JOB:
Every line of the material that follows must be printed again exactly.

SUPPLIED RECORDS:
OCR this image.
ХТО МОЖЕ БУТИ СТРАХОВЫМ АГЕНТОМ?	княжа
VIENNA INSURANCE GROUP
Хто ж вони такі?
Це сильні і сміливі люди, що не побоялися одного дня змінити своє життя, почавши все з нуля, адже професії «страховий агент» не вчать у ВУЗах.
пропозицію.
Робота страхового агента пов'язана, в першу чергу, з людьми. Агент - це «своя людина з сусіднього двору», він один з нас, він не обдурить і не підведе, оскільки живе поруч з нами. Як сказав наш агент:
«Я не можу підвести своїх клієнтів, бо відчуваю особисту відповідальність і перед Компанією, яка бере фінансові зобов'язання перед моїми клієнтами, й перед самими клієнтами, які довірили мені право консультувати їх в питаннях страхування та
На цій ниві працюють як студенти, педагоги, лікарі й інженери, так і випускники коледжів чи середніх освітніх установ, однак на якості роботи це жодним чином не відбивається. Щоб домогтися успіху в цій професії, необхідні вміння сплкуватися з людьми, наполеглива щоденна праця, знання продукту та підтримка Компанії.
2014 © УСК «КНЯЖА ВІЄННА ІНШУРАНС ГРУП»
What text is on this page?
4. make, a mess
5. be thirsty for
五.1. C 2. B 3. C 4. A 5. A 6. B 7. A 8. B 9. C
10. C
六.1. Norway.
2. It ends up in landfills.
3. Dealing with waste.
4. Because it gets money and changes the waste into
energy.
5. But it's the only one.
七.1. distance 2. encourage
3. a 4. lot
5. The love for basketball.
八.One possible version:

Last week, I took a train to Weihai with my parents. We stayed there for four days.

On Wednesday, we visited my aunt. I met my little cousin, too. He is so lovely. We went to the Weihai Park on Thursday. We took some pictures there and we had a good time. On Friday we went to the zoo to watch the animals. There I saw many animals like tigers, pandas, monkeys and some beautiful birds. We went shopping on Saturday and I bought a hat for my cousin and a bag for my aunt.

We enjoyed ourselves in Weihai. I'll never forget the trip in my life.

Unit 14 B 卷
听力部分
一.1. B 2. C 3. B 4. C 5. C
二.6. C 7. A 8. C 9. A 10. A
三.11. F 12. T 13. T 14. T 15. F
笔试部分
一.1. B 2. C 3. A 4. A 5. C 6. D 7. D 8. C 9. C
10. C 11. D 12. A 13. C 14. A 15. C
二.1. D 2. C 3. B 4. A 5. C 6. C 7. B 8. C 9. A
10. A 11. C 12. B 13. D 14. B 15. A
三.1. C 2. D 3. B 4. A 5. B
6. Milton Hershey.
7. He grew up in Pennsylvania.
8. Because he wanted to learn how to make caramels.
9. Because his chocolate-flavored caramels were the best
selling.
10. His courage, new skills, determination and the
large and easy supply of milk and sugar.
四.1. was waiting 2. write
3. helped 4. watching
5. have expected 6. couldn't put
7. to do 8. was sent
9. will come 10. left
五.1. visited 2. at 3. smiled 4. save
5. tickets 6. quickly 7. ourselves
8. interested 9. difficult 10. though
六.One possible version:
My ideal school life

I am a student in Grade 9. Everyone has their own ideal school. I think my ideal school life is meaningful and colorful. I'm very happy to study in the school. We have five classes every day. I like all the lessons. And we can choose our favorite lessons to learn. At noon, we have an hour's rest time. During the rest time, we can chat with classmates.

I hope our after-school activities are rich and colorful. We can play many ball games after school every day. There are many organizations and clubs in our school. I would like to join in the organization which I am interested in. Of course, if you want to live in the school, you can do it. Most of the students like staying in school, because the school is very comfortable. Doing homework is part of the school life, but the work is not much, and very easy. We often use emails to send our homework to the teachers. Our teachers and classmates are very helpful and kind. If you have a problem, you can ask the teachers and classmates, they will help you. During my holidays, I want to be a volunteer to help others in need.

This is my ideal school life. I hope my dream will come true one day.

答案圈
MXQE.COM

TASK RESULT:
OCR this image.
ХТО МОЖЕ БУТИ СТРАХОВЫМ АГЕНТОМ?	княжа
VIENNA INSURANCE GROUP
Хто ж вони такі?
Це сильні і сміливі люди, що не побоялися одного дня змінити своє життя, почавши все з нуля, адже професії «страховий агент» не вчать у ВУЗах.
пропозицію.
Робота страхового агента пов'язана, в першу чергу, з людьми. Агент - це «своя людина з сусіднього двору», він один з нас, він не обдурить і не підведе, оскільки живе поруч з нами. Як сказав наш агент:
«Я не можу підвести своїх клієнтів, бо відчуваю особисту відповідальність і перед Компанією, яка бере фінансові зобов'язання перед моїми клієнтами, й перед самими клієнтами, які довірили мені право консультувати їх в питаннях страхування та
На цій ниві працюють як студенти, педагоги, лікарі й інженери, так і випускники коледжів чи середніх освітніх установ, однак на якості роботи це жодним чином не відбивається. Щоб домогтися успіху в цій професії, необхідні вміння сплкуватися з людьми, наполеглива щоденна праця, знання продукту та підтримка Компанії.
2014 © УСК «КНЯЖА ВІЄННА ІНШУРАНС ГРУП»
What text is on this page?
4. make, a mess
5. be thirsty for
五.1. C 2. B 3. C 4. A 5. A 6. B 7. A 8. B 9. C
10. C
六.1. Norway.
2. It ends up in landfills.
3. Dealing with waste.
4. Because it gets money and changes the waste into
energy.
5. But it's the only one.
七.1. distance 2. encourage
3. a 4. lot
5. The love for basketball.
八.One possible version:

Last week, I took a train to Weihai with my parents. We stayed there for four days.

On Wednesday, we visited my aunt. I met my little cousin, too. He is so lovely. We went to the Weihai Park on Thursday. We took some pictures there and we had a good time. On Friday we went to the zoo to watch the animals. There I saw many animals like tigers, pandas, monkeys and some beautiful birds. We went shopping on Saturday and I bought a hat for my cousin and a bag for my aunt.

We enjoyed ourselves in Weihai. I'll never forget the trip in my life.

Unit 14 B 卷
听力部分
一.1. B 2. C 3. B 4. C 5. C
二.6. C 7. A 8. C 9. A 10. A
三.11. F 12. T 13. T 14. T 15. F
笔试部分
一.1. B 2. C 3. A 4. A 5. C 6. D 7. D 8. C 9. C
10. C 11. D 12. A 13. C 14. A 15. C
二.1. D 2. C 3. B 4. A 5. C 6. C 7. B 8. C 9. A
10. A 11. C 12. B 13. D 14. B 15. A
三.1. C 2. D 3. B 4. A 5. B
6. Milton Hershey.
7. He grew up in Pennsylvania.
8. Because he wanted to learn how to make caramels.
9. Because his chocolate-flavored caramels were the best
selling.
10. His courage, new skills, determination and the
large and easy supply of milk and sugar.
四.1. was waiting 2. write
3. helped 4. watching
5. have expected 6. couldn't put
7. to do 8. was sent
9. will come 10. left
五.1. visited 2. at 3. smiled 4. save
5. tickets 6. quickly 7. ourselves
8. interested 9. difficult 10. though
六.One possible version:
My ideal school life

I am a student in Grade 9. Everyone has their own ideal school. I think my ideal school life is meaningful and colorful. I'm very happy to study in the school. We have five classes every day. I like all the lessons. And we can choose our favorite lessons to learn. At noon, we have an hour's rest time. During the rest time, we can chat with classmates.

I hope our after-school activities are rich and colorful. We can play many ball games after school every day. There are many organizations and clubs in our school. I would like to join in the organization which I am interested in. Of course, if you want to live in the school, you can do it. Most of the students like staying in school, because the school is very comfortable. Doing homework is part of the school life, but the work is not much, and very easy. We often use emails to send our homework to the teachers. Our teachers and classmates are very helpful and kind. If you have a problem, you can ask the teachers and classmates, they will help you. During my holidays, I want to be a volunteer to help others in need.

This is my ideal school life. I hope my dream will come true one day.

答案圈
MXQE.COM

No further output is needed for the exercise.